* [WHAT TO WORK ON]: Reproduce the data exactly.

* [DATASET ROWS]:
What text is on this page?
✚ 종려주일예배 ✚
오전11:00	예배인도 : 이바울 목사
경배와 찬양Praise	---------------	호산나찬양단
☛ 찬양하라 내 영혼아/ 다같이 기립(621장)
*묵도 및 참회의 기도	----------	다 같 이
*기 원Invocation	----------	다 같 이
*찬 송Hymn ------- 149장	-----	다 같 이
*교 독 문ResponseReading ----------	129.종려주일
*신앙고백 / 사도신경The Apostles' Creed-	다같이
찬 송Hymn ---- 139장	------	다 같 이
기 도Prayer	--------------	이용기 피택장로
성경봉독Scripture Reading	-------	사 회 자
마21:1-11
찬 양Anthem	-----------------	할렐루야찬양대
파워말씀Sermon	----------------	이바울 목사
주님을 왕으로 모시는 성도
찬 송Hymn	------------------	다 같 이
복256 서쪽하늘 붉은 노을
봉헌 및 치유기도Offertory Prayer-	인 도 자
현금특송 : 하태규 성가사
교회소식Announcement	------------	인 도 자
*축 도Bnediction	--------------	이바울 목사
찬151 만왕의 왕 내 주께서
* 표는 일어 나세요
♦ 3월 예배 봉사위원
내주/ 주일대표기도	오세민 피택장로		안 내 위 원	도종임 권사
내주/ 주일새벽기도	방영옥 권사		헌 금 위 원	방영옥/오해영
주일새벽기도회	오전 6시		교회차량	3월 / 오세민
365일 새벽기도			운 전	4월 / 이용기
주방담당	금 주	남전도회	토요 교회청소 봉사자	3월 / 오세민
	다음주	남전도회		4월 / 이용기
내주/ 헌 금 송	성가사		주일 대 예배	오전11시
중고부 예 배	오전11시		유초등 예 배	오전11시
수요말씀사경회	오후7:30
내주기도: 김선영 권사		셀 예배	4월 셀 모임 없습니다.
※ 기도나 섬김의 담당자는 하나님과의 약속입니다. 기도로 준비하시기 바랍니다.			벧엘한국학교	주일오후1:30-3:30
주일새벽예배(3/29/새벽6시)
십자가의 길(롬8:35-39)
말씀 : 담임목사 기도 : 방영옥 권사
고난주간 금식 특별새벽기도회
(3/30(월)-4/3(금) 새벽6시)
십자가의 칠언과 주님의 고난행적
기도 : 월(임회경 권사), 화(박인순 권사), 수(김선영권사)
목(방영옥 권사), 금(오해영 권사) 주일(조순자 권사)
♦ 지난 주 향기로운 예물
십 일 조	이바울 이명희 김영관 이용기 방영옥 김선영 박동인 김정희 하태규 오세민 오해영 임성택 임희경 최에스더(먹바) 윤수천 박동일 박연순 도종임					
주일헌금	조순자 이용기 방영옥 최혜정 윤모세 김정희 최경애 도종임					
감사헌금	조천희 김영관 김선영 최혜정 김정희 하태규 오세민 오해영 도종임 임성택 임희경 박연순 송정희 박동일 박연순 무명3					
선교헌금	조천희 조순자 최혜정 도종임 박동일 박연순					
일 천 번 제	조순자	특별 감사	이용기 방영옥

* [TASK OUTPUT]:
What text is on this page?
✚ 종려주일예배 ✚
오전11:00	예배인도 : 이바울 목사
경배와 찬양Praise	---------------	호산나찬양단
☛ 찬양하라 내 영혼아/ 다같이 기립(621장)
*묵도 및 참회의 기도	----------	다 같 이
*기 원Invocation	----------	다 같 이
*찬 송Hymn ------- 149장	-----	다 같 이
*교 독 문ResponseReading ----------	129.종려주일
*신앙고백 / 사도신경The Apostles' Creed-	다같이
찬 송Hymn ---- 139장	------	다 같 이
기 도Prayer	--------------	이용기 피택장로
성경봉독Scripture Reading	-------	사 회 자
마21:1-11
찬 양Anthem	-----------------	할렐루야찬양대
파워말씀Sermon	----------------	이바울 목사
주님을 왕으로 모시는 성도
찬 송Hymn	------------------	다 같 이
복256 서쪽하늘 붉은 노을
봉헌 및 치유기도Offertory Prayer-	인 도 자
현금특송 : 하태규 성가사
교회소식Announcement	------------	인 도 자
*축 도Bnediction	--------------	이바울 목사
찬151 만왕의 왕 내 주께서
* 표는 일어 나세요
♦ 3월 예배 봉사위원
내주/ 주일대표기도	오세민 피택장로		안 내 위 원	도종임 권사
내주/ 주일새벽기도	방영옥 권사		헌 금 위 원	방영옥/오해영
주일새벽기도회	오전 6시		교회차량	3월 / 오세민
365일 새벽기도			운 전	4월 / 이용기
주방담당	금 주	남전도회	토요 교회청소 봉사자	3월 / 오세민
	다음주	남전도회		4월 / 이용기
내주/ 헌 금 송	성가사		주일 대 예배	오전11시
중고부 예 배	오전11시		유초등 예 배	오전11시
수요말씀사경회	오후7:30
내주기도: 김선영 권사		셀 예배	4월 셀 모임 없습니다.
※ 기도나 섬김의 담당자는 하나님과의 약속입니다. 기도로 준비하시기 바랍니다.			벧엘한국학교	주일오후1:30-3:30
주일새벽예배(3/29/새벽6시)
십자가의 길(롬8:35-39)
말씀 : 담임목사 기도 : 방영옥 권사
고난주간 금식 특별새벽기도회
(3/30(월)-4/3(금) 새벽6시)
십자가의 칠언과 주님의 고난행적
기도 : 월(임회경 권사), 화(박인순 권사), 수(김선영권사)
목(방영옥 권사), 금(오해영 권사) 주일(조순자 권사)
♦ 지난 주 향기로운 예물
십 일 조	이바울 이명희 김영관 이용기 방영옥 김선영 박동인 김정희 하태규 오세민 오해영 임성택 임희경 최에스더(먹바) 윤수천 박동일 박연순 도종임					
주일헌금	조순자 이용기 방영옥 최혜정 윤모세 김정희 최경애 도종임					
감사헌금	조천희 김영관 김선영 최혜정 김정희 하태규 오세민 오해영 도종임 임성택 임희경 박연순 송정희 박동일 박연순 무명3					
선교헌금	조천희 조순자 최혜정 도종임 박동일 박연순					
일 천 번 제	조순자	특별 감사	이용기 방영옥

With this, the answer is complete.